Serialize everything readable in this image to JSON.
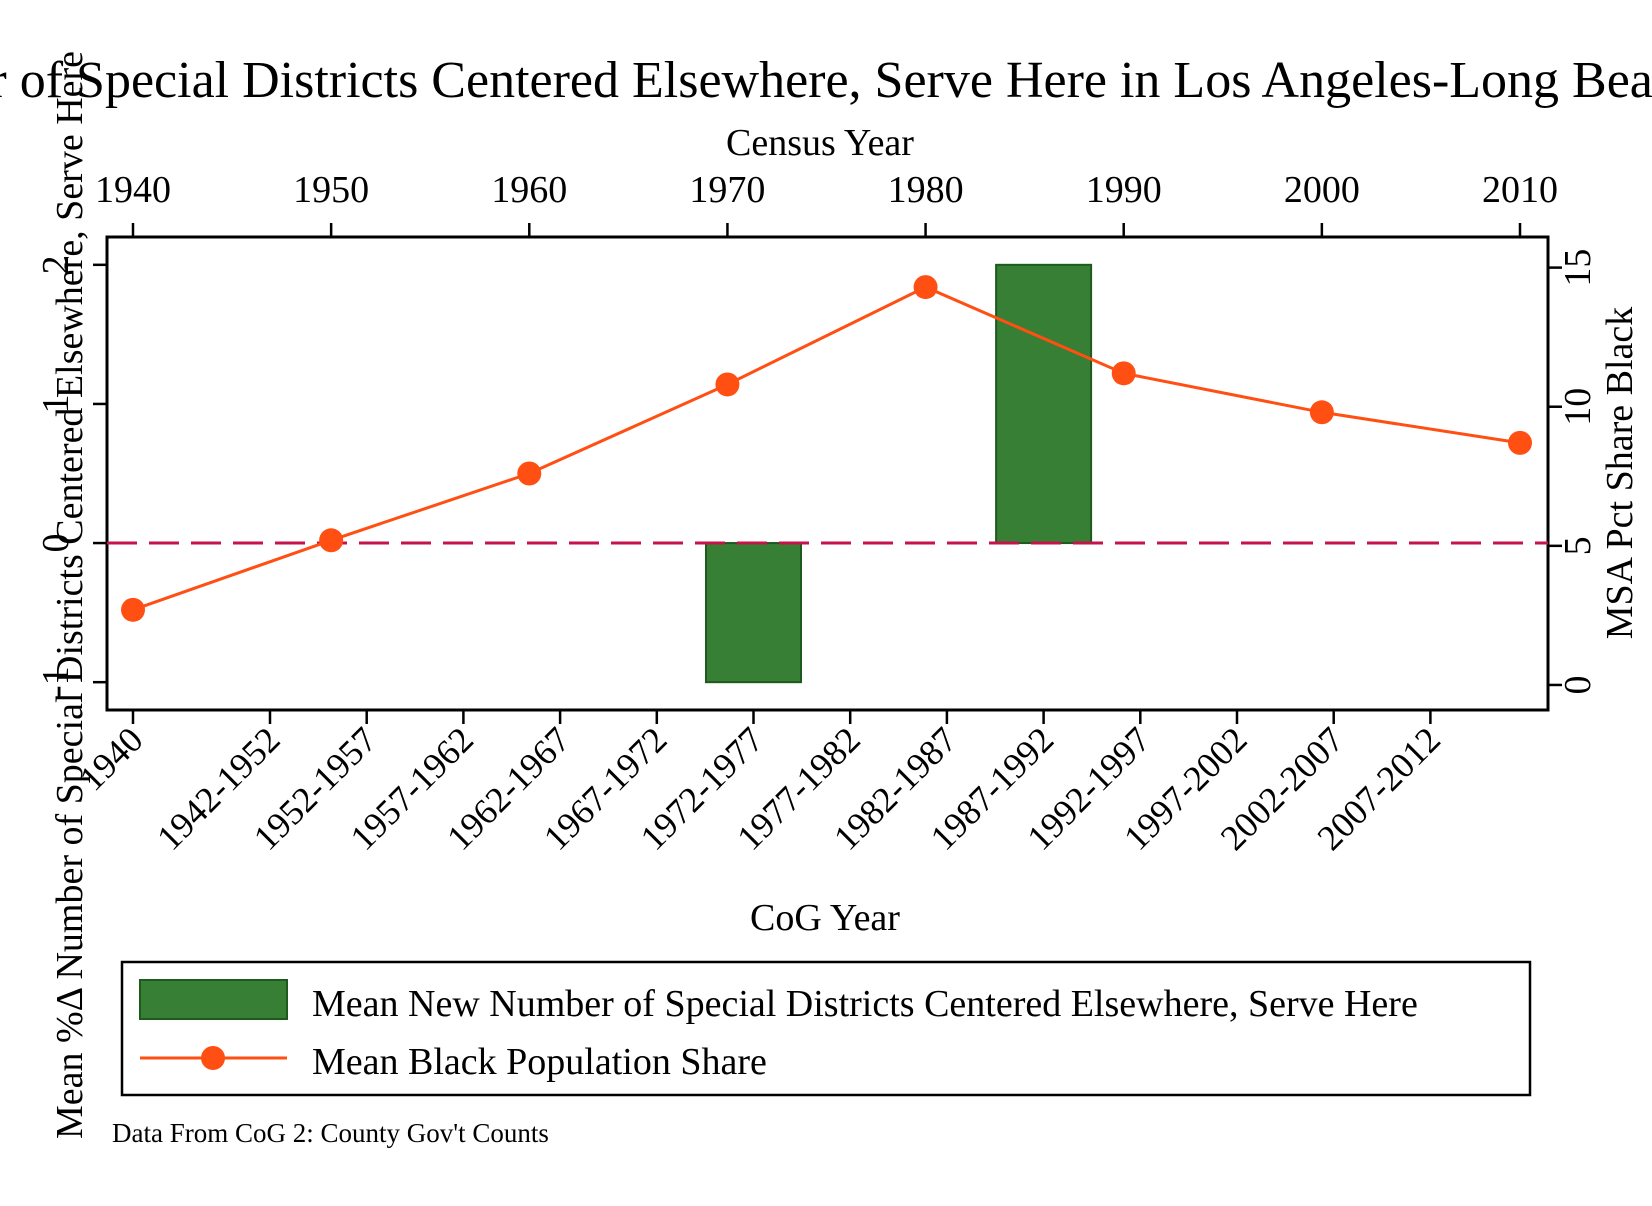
{
  "chart_data": {
    "type": "bar+line",
    "title": "Mean %Δ Number of Special Districts Centered Elsewhere, Serve Here in Los Angeles-Long Beach",
    "top_axis": {
      "label": "Census Year",
      "ticks": [
        "1940",
        "1950",
        "1960",
        "1970",
        "1980",
        "1990",
        "2000",
        "2010"
      ],
      "range": [
        1940,
        2010
      ]
    },
    "bottom_axis": {
      "label": "CoG Year",
      "categories": [
        "1940",
        "1942-1952",
        "1952-1957",
        "1957-1962",
        "1962-1967",
        "1967-1972",
        "1972-1977",
        "1977-1982",
        "1982-1987",
        "1987-1992",
        "1992-1997",
        "1997-2002",
        "2002-2007",
        "2007-2012"
      ]
    },
    "left_axis": {
      "label": "Mean %Δ Number of Special Districts Centered Elsewhere, Serve Here",
      "ticks": [
        "-1",
        "0",
        "1",
        "2"
      ],
      "range": [
        -1.2,
        2.2
      ]
    },
    "right_axis": {
      "label": "MSA Pct Share Black",
      "ticks": [
        "0",
        "5",
        "10",
        "15"
      ],
      "range": [
        -0.9,
        16.1
      ]
    },
    "bars": {
      "name": "Mean New Number of Special Districts Centered Elsewhere, Serve Here",
      "color": "#367f34",
      "points": [
        {
          "category": "1972-1977",
          "value": -1.0
        },
        {
          "category": "1987-1992",
          "value": 2.0
        }
      ]
    },
    "line": {
      "name": "Mean Black Population Share",
      "color": "#ff4f12",
      "x": [
        1940,
        1950,
        1960,
        1970,
        1980,
        1990,
        2000,
        2010
      ],
      "y": [
        2.7,
        5.2,
        7.6,
        10.8,
        14.3,
        11.2,
        9.8,
        8.7
      ]
    },
    "reference_line": {
      "value": 0,
      "axis": "left",
      "style": "dashed",
      "color": "#c4144b"
    },
    "legend": {
      "position": "bottom",
      "entries": [
        "Mean New Number of Special Districts Centered Elsewhere, Serve Here",
        "Mean Black Population Share"
      ]
    },
    "note": "Data From CoG 2: County Gov't Counts"
  }
}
========
Your task is to collect every line above that contains the word "label".

      "label": "Census Year",
      "label": "CoG Year",
      "label": "Mean %Δ Number of Special Districts Centered Elsewhere, Serve Here",
      "label": "MSA Pct Share Black",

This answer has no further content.